_Written instruction_.
Search the data for the string "ffffff" and gather each line it is in.

_Data supplied_.
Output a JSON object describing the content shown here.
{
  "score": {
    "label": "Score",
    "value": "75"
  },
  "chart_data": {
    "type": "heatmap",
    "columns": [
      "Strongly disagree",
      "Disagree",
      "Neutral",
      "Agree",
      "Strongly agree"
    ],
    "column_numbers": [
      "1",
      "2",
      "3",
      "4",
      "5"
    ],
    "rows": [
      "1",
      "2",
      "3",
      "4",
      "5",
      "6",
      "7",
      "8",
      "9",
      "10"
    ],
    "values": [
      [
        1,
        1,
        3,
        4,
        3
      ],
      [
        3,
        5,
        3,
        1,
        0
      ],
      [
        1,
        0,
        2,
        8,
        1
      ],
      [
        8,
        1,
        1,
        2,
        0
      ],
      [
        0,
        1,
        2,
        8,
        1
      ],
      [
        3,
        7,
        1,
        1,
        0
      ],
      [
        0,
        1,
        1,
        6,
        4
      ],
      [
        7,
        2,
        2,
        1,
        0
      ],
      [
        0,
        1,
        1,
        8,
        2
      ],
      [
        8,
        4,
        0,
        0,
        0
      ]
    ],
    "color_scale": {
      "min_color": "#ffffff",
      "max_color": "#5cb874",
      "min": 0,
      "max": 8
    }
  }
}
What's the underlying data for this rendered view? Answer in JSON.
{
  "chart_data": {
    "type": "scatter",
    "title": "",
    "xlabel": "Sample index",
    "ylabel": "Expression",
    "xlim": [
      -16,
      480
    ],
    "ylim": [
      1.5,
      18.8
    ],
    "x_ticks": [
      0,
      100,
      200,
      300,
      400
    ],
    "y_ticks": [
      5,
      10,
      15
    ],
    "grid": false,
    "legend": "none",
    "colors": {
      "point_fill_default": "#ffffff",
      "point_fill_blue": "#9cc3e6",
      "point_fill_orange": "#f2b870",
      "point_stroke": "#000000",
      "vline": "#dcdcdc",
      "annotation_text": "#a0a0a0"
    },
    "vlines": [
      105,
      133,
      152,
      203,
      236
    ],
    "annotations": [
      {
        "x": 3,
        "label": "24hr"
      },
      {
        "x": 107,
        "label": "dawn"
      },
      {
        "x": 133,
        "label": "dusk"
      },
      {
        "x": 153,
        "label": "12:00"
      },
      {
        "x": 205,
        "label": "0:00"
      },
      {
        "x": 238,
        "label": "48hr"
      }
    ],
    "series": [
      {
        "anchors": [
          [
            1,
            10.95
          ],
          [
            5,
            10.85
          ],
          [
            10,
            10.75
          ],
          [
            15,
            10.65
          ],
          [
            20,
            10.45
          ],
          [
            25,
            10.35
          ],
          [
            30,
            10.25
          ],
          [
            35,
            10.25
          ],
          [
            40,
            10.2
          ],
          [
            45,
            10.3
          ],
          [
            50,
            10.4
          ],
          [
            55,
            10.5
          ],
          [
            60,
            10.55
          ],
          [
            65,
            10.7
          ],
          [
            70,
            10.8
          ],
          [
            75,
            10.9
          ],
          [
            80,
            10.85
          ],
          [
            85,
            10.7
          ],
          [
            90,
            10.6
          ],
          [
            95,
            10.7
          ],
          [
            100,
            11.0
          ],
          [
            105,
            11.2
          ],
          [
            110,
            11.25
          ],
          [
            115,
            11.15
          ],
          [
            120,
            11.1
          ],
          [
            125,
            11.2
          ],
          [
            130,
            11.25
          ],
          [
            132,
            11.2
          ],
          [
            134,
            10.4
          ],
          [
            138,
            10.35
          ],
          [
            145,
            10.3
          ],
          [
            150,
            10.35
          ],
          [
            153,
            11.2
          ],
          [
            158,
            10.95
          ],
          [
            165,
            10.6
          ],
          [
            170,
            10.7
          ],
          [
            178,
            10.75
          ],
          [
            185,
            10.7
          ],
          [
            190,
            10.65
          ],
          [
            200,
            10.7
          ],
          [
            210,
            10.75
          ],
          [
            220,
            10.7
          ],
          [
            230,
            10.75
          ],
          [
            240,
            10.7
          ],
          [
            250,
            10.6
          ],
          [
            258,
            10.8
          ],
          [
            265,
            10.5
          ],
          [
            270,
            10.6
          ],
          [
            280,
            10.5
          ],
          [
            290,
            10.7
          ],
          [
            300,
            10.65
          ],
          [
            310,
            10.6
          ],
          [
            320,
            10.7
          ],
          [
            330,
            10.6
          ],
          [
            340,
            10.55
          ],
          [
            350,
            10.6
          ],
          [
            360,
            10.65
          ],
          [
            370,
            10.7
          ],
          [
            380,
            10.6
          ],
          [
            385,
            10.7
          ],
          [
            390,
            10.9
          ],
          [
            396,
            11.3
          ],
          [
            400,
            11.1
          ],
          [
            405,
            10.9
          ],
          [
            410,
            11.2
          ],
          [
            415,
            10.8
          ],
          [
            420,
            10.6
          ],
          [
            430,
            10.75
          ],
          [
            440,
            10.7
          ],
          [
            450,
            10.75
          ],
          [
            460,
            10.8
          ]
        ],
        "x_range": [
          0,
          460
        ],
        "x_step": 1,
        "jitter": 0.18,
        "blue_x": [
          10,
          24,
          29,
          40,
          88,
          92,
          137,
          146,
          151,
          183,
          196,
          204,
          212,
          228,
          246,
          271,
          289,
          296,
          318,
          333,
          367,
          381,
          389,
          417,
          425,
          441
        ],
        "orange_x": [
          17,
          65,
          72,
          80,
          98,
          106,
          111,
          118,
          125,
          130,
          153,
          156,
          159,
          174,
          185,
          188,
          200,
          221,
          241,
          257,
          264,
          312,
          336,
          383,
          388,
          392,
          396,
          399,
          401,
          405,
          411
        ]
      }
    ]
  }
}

_Result of this exercise_.
      "min_color": "#ffffff",
      "point_fill_default": "#ffffff",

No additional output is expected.